→ **Written problem**:
Would you restate all the data that follows, word for word?

→ **Records provided**:
———
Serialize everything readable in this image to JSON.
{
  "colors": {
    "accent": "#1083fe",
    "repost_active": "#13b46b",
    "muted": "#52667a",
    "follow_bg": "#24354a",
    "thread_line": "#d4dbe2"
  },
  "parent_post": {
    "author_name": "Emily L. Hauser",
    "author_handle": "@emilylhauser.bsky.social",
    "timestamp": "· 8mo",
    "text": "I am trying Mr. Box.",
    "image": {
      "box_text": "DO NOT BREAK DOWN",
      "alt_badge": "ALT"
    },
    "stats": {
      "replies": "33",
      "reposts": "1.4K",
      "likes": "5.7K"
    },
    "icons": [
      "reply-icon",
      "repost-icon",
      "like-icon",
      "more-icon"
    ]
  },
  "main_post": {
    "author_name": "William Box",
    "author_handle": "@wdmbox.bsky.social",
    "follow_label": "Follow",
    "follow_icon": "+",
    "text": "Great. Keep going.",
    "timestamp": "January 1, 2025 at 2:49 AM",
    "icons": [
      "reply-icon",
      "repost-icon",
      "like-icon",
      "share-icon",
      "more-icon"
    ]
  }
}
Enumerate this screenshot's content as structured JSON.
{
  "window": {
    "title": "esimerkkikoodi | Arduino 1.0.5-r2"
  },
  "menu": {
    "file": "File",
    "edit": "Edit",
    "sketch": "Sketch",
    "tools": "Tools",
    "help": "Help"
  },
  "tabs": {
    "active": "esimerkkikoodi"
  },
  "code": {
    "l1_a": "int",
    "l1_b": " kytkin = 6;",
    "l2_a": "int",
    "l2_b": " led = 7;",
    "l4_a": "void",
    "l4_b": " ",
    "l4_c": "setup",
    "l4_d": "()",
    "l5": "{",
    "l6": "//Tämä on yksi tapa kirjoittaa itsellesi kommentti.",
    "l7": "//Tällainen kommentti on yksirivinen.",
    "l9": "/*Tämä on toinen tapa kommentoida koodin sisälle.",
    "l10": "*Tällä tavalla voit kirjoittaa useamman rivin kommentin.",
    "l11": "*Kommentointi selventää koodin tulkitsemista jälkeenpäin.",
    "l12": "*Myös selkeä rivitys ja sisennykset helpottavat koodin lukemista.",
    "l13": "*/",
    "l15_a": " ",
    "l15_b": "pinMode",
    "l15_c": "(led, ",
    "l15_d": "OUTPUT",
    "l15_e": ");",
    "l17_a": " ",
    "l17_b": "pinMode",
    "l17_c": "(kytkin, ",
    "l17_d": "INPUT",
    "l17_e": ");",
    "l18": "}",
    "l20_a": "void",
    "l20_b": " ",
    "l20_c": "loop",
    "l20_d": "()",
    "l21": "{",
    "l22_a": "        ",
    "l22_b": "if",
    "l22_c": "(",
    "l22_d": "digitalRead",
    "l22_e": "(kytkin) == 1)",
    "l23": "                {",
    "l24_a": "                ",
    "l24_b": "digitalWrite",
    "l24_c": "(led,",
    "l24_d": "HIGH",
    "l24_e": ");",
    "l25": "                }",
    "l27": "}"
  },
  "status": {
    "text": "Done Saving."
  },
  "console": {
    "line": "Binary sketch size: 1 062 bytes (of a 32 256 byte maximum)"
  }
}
———
→ **Full response**:
Serialize everything readable in this image to JSON.
{
  "colors": {
    "accent": "#1083fe",
    "repost_active": "#13b46b",
    "muted": "#52667a",
    "follow_bg": "#24354a",
    "thread_line": "#d4dbe2"
  },
  "parent_post": {
    "author_name": "Emily L. Hauser",
    "author_handle": "@emilylhauser.bsky.social",
    "timestamp": "· 8mo",
    "text": "I am trying Mr. Box.",
    "image": {
      "box_text": "DO NOT BREAK DOWN",
      "alt_badge": "ALT"
    },
    "stats": {
      "replies": "33",
      "reposts": "1.4K",
      "likes": "5.7K"
    },
    "icons": [
      "reply-icon",
      "repost-icon",
      "like-icon",
      "more-icon"
    ]
  },
  "main_post": {
    "author_name": "William Box",
    "author_handle": "@wdmbox.bsky.social",
    "follow_label": "Follow",
    "follow_icon": "+",
    "text": "Great. Keep going.",
    "timestamp": "January 1, 2025 at 2:49 AM",
    "icons": [
      "reply-icon",
      "repost-icon",
      "like-icon",
      "share-icon",
      "more-icon"
    ]
  }
}
Enumerate this screenshot's content as structured JSON.
{
  "window": {
    "title": "esimerkkikoodi | Arduino 1.0.5-r2"
  },
  "menu": {
    "file": "File",
    "edit": "Edit",
    "sketch": "Sketch",
    "tools": "Tools",
    "help": "Help"
  },
  "tabs": {
    "active": "esimerkkikoodi"
  },
  "code": {
    "l1_a": "int",
    "l1_b": " kytkin = 6;",
    "l2_a": "int",
    "l2_b": " led = 7;",
    "l4_a": "void",
    "l4_b": " ",
    "l4_c": "setup",
    "l4_d": "()",
    "l5": "{",
    "l6": "//Tämä on yksi tapa kirjoittaa itsellesi kommentti.",
    "l7": "//Tällainen kommentti on yksirivinen.",
    "l9": "/*Tämä on toinen tapa kommentoida koodin sisälle.",
    "l10": "*Tällä tavalla voit kirjoittaa useamman rivin kommentin.",
    "l11": "*Kommentointi selventää koodin tulkitsemista jälkeenpäin.",
    "l12": "*Myös selkeä rivitys ja sisennykset helpottavat koodin lukemista.",
    "l13": "*/",
    "l15_a": " ",
    "l15_b": "pinMode",
    "l15_c": "(led, ",
    "l15_d": "OUTPUT",
    "l15_e": ");",
    "l17_a": " ",
    "l17_b": "pinMode",
    "l17_c": "(kytkin, ",
    "l17_d": "INPUT",
    "l17_e": ");",
    "l18": "}",
    "l20_a": "void",
    "l20_b": " ",
    "l20_c": "loop",
    "l20_d": "()",
    "l21": "{",
    "l22_a": "        ",
    "l22_b": "if",
    "l22_c": "(",
    "l22_d": "digitalRead",
    "l22_e": "(kytkin) == 1)",
    "l23": "                {",
    "l24_a": "                ",
    "l24_b": "digitalWrite",
    "l24_c": "(led,",
    "l24_d": "HIGH",
    "l24_e": ");",
    "l25": "                }",
    "l27": "}"
  },
  "status": {
    "text": "Done Saving."
  },
  "console": {
    "line": "Binary sketch size: 1 062 bytes (of a 32 256 byte maximum)"
  }
}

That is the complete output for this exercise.